What you will do: Every line below that holds the string "color" should be copied out.
....
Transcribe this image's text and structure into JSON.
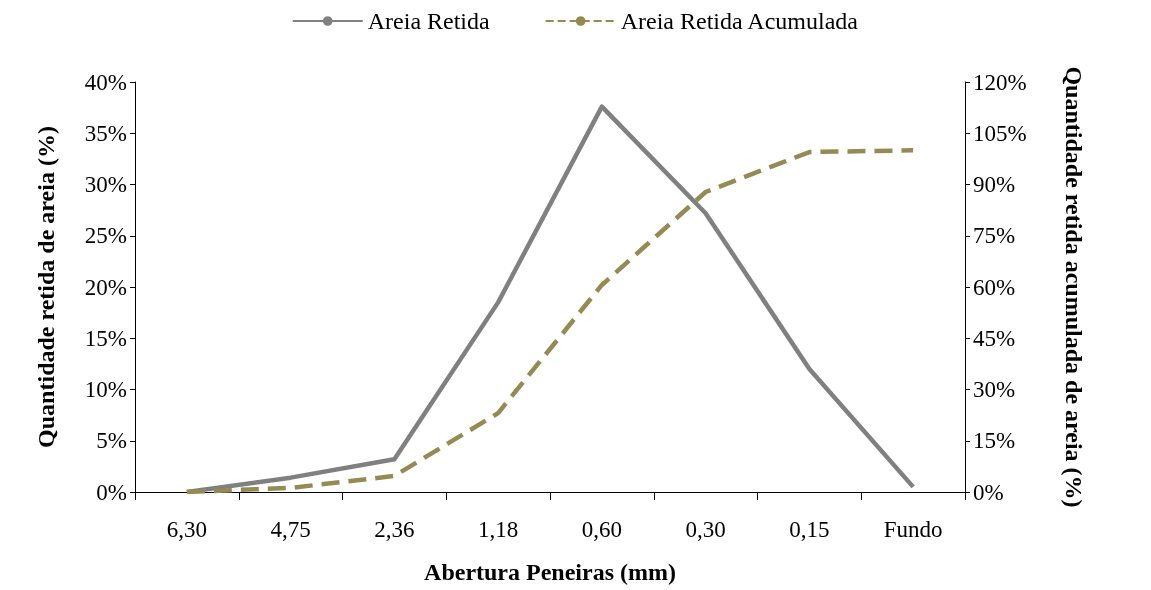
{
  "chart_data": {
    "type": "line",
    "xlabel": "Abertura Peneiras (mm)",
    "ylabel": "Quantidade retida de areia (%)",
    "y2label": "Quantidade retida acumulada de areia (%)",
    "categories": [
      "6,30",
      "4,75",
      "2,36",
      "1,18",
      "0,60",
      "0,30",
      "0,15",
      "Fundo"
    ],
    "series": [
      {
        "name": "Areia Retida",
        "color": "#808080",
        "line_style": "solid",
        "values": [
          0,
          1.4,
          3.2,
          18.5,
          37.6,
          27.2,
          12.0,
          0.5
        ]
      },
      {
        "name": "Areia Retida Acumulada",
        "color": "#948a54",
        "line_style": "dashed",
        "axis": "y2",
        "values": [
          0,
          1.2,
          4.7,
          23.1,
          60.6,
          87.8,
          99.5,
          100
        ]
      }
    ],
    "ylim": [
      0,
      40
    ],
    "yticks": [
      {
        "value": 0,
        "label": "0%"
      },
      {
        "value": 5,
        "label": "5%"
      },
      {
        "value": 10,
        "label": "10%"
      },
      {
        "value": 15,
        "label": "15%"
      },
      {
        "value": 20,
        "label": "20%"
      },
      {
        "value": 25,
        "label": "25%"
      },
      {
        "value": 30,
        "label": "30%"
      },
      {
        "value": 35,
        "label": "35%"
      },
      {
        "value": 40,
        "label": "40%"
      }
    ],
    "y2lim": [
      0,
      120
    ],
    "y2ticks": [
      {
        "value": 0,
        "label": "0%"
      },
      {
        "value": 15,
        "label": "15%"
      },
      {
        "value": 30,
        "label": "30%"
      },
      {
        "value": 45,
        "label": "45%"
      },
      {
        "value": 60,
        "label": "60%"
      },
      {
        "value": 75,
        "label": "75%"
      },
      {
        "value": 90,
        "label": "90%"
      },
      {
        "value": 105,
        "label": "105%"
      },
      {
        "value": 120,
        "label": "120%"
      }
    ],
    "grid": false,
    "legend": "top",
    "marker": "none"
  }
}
....
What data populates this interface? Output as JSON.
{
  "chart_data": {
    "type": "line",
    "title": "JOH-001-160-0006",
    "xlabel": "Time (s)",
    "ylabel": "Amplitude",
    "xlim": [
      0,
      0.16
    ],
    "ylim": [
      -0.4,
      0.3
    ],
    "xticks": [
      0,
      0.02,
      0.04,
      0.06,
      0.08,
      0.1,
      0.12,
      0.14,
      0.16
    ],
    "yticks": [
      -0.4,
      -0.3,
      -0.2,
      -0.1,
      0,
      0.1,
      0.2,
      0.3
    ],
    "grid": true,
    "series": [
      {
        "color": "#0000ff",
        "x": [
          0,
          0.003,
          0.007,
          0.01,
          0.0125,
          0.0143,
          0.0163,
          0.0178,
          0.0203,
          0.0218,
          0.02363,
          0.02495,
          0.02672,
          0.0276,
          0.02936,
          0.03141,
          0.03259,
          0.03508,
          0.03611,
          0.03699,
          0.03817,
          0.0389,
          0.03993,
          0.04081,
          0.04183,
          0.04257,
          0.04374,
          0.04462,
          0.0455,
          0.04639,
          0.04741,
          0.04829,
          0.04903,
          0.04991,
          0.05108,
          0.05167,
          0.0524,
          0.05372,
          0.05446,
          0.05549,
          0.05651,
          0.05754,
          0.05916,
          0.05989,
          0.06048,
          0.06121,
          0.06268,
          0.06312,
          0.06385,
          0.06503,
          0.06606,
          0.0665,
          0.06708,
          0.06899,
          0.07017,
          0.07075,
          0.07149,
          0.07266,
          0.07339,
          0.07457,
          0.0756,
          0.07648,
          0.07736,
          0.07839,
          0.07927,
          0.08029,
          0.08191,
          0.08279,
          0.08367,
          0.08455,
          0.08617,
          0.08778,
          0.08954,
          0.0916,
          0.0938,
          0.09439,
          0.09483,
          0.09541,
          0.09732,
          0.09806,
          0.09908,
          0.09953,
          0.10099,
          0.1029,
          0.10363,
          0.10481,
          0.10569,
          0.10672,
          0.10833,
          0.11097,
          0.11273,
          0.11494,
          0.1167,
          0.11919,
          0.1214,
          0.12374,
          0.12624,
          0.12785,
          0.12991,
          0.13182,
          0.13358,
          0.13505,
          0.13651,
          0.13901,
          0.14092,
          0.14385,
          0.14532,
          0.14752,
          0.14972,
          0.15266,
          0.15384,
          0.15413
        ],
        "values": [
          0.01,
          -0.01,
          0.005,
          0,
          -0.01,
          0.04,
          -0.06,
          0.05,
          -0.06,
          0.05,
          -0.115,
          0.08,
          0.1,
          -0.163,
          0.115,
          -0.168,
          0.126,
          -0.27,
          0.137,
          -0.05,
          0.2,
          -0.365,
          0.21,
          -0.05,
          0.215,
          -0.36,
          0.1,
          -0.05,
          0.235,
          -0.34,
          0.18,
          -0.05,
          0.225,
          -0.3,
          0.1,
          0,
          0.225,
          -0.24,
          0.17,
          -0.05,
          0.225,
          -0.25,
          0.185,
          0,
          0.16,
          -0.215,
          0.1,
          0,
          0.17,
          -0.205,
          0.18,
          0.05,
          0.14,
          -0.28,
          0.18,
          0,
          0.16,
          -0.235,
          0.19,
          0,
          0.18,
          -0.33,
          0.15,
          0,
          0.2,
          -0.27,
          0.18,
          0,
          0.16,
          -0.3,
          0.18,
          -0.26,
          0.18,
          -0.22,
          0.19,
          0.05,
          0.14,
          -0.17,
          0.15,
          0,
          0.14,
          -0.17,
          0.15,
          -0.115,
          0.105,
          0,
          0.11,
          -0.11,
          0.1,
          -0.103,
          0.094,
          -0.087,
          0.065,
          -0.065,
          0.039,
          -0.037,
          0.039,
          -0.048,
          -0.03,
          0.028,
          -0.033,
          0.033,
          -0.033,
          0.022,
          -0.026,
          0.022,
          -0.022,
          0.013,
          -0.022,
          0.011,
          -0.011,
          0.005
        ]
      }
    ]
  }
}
....
Exercise output:
        "color": "#808080",
        "color": "#948a54",
        "color": "#0000ff",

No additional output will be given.